(Stored data entries)
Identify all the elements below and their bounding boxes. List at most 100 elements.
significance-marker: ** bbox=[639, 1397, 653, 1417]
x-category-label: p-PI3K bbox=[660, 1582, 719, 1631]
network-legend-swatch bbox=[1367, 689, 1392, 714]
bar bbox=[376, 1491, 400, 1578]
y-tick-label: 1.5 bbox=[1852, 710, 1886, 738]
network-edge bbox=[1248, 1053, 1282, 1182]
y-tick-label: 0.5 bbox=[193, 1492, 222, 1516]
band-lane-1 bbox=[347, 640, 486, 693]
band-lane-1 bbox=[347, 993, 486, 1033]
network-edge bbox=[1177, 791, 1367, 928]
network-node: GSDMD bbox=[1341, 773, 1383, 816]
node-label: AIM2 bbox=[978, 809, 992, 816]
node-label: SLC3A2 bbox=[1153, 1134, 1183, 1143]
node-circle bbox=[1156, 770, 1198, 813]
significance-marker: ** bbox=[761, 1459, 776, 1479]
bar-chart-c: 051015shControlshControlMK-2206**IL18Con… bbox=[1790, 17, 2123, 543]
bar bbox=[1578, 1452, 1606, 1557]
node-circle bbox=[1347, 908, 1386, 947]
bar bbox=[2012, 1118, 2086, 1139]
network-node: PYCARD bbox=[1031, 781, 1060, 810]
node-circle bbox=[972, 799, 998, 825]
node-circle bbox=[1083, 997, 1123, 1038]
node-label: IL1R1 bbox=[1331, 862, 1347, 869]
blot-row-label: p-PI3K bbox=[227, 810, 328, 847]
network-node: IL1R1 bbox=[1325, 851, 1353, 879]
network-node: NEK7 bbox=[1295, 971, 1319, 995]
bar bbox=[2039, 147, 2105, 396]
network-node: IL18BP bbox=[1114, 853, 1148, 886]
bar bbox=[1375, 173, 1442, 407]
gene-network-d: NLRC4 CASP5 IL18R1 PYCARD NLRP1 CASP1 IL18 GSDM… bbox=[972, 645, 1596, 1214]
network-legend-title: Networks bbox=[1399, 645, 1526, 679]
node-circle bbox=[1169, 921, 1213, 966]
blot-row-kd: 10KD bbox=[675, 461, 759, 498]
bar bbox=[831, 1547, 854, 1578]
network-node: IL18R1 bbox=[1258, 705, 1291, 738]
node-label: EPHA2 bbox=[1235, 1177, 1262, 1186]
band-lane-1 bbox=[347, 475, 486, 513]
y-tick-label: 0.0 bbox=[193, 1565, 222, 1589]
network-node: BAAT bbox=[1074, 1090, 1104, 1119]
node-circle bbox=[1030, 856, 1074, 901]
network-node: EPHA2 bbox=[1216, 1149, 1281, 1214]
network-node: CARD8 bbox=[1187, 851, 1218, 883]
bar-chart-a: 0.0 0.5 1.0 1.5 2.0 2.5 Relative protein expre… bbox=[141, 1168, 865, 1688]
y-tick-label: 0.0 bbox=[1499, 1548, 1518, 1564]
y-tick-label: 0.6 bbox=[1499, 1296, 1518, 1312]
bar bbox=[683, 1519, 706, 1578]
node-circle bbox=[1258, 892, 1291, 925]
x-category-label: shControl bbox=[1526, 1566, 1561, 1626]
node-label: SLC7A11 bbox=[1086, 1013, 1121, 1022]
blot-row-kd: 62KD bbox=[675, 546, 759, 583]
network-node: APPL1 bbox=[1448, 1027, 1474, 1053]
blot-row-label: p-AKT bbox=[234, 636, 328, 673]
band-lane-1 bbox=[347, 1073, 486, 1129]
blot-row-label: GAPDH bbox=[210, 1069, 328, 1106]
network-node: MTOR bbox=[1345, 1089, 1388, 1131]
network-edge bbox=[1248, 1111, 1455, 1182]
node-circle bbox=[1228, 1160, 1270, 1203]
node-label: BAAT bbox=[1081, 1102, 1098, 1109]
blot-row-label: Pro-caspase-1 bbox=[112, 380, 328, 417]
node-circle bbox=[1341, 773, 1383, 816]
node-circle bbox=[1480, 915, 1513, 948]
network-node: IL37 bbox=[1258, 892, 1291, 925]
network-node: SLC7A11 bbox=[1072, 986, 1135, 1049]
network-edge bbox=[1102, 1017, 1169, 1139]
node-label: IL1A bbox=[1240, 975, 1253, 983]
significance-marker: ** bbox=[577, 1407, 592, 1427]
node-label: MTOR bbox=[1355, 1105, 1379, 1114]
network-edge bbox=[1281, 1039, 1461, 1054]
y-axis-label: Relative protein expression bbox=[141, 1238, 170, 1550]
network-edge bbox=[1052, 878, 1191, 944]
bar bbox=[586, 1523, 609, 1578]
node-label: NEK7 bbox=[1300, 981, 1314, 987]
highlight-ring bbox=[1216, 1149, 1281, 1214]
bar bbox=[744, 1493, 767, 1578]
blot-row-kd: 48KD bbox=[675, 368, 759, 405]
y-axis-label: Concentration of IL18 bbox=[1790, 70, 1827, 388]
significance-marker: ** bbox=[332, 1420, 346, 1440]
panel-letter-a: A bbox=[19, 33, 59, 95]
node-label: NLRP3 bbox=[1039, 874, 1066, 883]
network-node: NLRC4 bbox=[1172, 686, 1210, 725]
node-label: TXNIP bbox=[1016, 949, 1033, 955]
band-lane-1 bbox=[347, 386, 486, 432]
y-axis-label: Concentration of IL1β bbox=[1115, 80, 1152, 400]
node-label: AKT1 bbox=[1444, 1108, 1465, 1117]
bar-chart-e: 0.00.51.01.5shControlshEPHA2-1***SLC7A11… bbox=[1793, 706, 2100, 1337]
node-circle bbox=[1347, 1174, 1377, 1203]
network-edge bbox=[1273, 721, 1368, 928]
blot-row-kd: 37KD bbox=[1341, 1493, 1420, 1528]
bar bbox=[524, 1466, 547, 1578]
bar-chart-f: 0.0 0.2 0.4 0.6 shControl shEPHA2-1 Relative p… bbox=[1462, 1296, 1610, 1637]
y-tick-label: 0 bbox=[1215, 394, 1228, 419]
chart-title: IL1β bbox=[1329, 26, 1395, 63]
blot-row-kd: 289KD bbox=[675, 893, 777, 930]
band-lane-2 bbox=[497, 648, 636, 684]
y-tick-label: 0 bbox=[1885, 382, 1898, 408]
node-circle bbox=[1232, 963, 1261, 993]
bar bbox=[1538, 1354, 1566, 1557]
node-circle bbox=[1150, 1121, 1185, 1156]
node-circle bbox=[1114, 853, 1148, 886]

_REQUIRED WORK:_ Copy all the lines from the data above that hold the word "PYCARD".

_WRITTEN RESPONSE:_
network-node: PYCARD bbox=[1031, 781, 1060, 810]
gene-network-d: NLRC4 CASP5 IL18R1 PYCARD NLRP1 CASP1 IL18 GSDM… bbox=[972, 645, 1596, 1214]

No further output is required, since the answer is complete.